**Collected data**
***

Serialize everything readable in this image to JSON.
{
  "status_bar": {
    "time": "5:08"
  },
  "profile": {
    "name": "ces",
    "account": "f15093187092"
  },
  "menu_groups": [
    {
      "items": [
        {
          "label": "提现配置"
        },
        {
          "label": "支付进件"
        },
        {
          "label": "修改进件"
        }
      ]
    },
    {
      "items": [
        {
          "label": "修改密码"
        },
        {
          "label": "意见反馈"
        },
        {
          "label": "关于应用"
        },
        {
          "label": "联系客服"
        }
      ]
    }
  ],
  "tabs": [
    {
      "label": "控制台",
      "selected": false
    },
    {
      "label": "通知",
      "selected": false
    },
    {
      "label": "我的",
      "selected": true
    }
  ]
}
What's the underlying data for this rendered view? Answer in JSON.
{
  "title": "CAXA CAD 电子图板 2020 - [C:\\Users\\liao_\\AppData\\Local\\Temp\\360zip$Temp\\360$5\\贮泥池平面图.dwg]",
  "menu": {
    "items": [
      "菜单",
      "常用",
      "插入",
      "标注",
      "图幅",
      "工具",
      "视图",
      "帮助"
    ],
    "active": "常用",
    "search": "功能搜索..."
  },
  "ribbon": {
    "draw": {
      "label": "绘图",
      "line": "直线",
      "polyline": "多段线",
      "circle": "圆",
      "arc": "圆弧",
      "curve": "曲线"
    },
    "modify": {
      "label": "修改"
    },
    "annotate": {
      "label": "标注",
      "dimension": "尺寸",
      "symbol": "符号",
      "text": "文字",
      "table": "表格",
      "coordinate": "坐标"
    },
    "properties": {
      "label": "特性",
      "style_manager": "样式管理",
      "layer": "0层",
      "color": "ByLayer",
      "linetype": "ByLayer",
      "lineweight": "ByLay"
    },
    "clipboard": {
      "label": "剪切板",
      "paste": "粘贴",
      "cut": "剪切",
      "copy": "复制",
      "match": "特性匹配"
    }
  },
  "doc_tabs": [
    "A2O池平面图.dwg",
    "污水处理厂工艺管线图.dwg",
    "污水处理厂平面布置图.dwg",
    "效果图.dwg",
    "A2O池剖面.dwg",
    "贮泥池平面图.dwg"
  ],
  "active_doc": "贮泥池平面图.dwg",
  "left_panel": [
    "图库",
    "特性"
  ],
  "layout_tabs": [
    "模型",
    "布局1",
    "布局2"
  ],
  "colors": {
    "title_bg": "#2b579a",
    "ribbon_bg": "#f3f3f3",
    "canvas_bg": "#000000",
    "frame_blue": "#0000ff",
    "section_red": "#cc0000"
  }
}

***

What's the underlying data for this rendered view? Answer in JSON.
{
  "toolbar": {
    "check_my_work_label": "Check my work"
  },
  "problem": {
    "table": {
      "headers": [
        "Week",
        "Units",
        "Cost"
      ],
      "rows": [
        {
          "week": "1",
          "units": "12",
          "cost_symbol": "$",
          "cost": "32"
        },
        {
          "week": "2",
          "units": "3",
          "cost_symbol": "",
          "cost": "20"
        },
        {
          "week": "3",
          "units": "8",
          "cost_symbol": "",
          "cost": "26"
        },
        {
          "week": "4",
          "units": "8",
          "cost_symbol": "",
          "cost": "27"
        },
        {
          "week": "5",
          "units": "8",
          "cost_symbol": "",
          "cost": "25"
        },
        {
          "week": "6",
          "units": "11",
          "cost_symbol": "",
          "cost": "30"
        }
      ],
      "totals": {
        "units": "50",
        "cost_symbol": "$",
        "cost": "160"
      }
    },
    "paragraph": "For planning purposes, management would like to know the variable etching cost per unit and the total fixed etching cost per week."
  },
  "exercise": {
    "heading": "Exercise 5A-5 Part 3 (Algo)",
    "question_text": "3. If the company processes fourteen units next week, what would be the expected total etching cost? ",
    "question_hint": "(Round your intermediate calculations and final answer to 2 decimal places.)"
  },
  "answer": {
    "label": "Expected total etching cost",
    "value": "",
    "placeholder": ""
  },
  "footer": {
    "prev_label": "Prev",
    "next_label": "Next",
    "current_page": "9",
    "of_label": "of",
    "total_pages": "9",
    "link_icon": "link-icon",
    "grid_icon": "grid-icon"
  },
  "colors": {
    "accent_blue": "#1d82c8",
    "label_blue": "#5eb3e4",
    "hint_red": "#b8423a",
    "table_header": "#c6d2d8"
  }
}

***

**Stated problem**
Check each line of the records above for "icon", and copy those that have it.

**Solution for this exercise**
    "link_icon": "link-icon",
    "grid_icon": "grid-icon"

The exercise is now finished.